▸ **PROBLEM REQUIREMENTS**
A single number is the answer here: how many lines of the entries contain "Existe"?

▸ **DATA LISTING**
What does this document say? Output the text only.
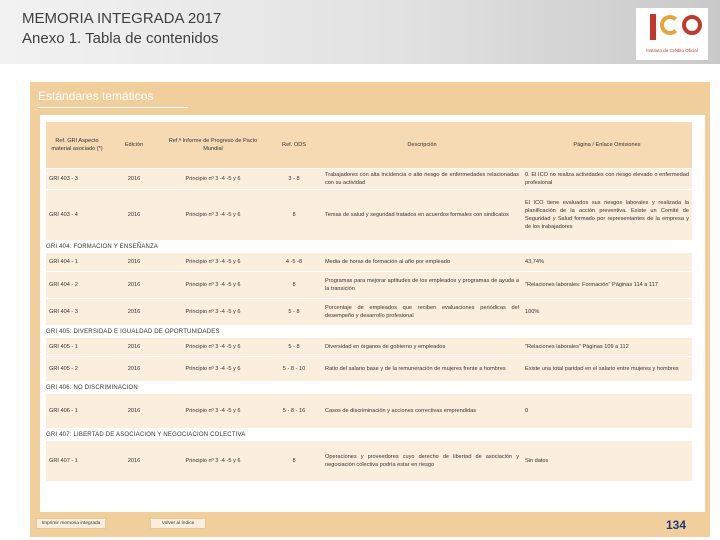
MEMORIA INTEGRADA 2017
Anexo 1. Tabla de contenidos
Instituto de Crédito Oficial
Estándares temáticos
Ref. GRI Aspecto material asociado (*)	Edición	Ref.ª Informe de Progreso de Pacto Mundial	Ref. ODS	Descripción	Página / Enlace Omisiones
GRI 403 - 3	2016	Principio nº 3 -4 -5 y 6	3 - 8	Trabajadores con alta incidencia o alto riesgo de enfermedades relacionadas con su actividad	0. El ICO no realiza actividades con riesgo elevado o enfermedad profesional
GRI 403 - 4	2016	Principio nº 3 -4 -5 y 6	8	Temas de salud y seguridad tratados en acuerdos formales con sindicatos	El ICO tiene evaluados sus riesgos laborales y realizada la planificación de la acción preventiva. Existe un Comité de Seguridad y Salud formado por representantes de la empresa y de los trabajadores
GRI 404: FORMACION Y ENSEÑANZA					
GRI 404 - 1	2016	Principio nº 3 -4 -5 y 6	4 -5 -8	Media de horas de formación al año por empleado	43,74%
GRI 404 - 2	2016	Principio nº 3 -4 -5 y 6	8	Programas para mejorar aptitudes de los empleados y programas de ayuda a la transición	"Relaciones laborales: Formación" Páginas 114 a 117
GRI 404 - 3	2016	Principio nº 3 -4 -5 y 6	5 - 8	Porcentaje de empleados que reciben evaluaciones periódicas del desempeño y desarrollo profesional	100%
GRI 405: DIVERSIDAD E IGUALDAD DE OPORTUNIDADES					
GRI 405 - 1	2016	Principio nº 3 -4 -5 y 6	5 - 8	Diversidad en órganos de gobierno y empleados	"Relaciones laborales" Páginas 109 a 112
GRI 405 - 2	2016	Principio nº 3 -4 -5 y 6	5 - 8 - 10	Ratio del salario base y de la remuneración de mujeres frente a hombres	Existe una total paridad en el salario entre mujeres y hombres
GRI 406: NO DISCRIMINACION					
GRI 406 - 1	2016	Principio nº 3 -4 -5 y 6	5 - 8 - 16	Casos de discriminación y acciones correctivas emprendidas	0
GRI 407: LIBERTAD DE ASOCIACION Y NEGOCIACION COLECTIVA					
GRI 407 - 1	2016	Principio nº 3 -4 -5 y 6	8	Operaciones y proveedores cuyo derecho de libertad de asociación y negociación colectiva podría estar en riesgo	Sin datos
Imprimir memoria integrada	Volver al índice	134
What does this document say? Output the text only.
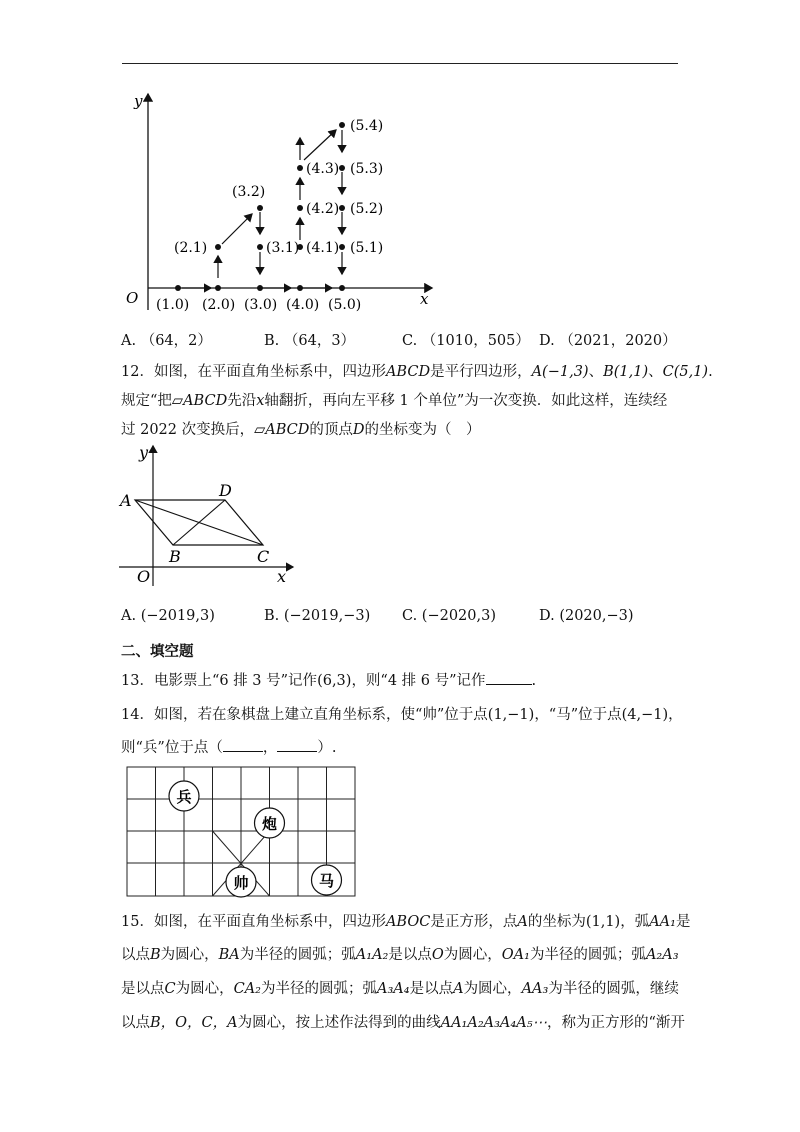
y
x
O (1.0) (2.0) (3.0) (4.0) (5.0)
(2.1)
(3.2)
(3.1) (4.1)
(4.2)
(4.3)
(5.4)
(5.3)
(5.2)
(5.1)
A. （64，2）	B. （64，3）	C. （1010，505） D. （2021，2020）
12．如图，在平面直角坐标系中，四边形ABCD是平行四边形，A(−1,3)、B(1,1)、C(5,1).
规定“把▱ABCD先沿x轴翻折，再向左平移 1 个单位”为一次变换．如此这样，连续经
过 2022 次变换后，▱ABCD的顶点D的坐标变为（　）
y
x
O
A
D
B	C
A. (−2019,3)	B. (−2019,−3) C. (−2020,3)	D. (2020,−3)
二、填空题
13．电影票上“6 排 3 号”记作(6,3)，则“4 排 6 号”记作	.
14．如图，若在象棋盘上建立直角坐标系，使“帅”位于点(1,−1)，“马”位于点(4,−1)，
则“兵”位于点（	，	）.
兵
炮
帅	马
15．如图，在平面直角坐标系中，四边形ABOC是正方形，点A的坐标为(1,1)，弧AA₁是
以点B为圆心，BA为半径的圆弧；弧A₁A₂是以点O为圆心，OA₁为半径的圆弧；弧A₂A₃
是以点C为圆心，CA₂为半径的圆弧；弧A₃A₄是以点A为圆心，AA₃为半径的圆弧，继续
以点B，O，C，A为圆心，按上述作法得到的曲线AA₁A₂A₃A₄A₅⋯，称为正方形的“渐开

* * *

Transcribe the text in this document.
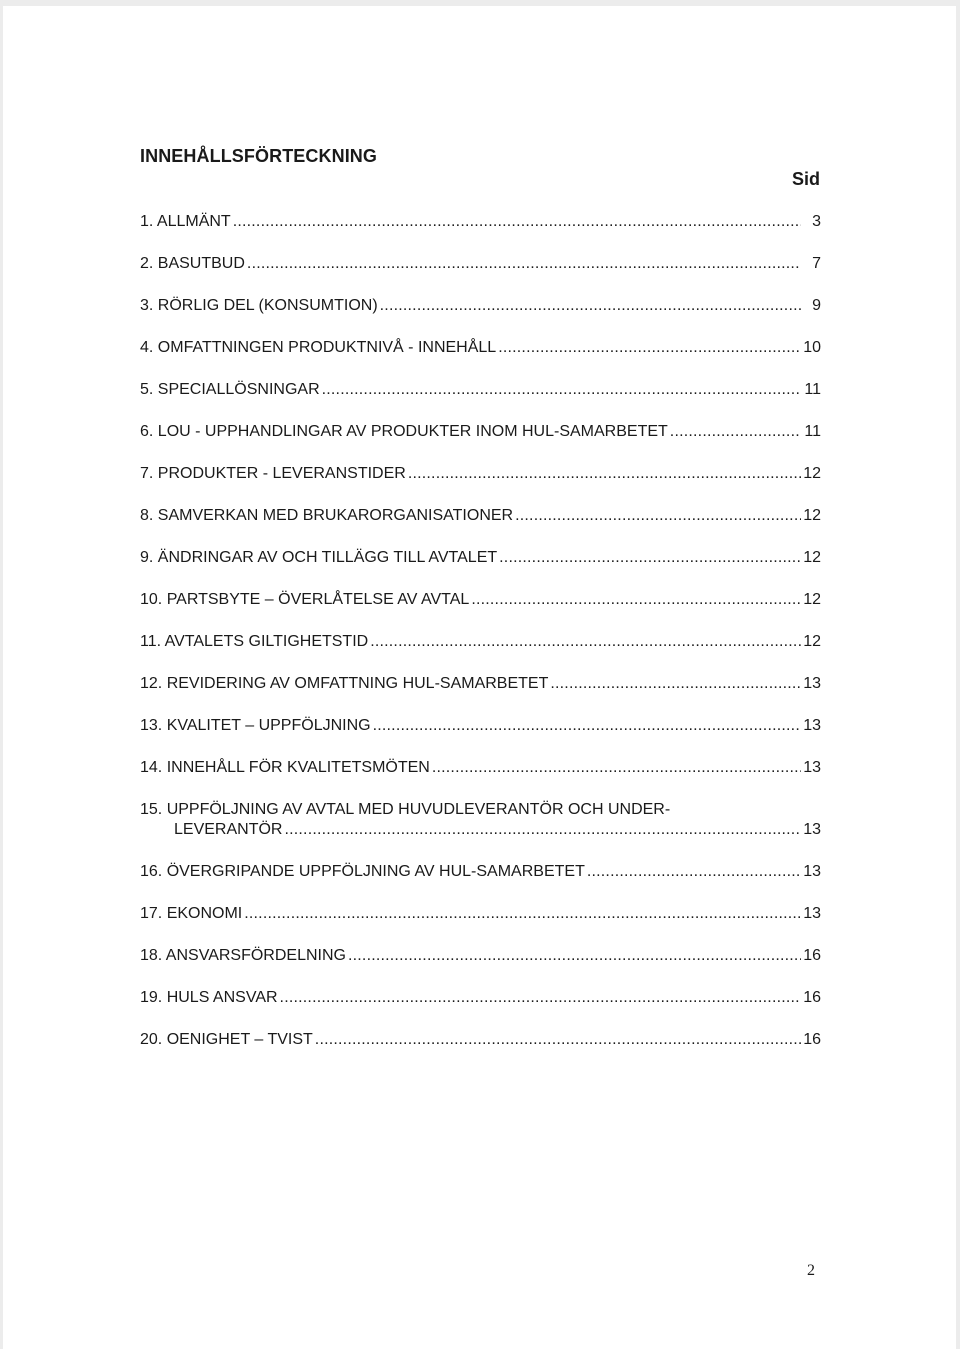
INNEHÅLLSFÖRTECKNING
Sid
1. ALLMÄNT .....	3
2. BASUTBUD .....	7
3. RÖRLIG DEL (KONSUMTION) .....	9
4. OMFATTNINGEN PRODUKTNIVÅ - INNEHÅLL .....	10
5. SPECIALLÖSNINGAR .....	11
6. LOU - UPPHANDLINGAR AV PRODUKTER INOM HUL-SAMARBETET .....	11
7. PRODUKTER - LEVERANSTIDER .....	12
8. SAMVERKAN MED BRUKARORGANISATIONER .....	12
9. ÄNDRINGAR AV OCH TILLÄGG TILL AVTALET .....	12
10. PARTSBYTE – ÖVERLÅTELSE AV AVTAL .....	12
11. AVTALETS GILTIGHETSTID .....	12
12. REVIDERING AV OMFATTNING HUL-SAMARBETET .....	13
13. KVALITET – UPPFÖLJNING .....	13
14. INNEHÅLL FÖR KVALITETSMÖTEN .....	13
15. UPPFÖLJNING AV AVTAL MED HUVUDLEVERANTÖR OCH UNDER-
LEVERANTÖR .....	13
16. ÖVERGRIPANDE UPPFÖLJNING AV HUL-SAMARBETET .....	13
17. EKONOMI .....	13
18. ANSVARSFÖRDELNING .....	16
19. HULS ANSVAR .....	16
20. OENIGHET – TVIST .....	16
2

▸ **OUTPUT OF THE TASK**
2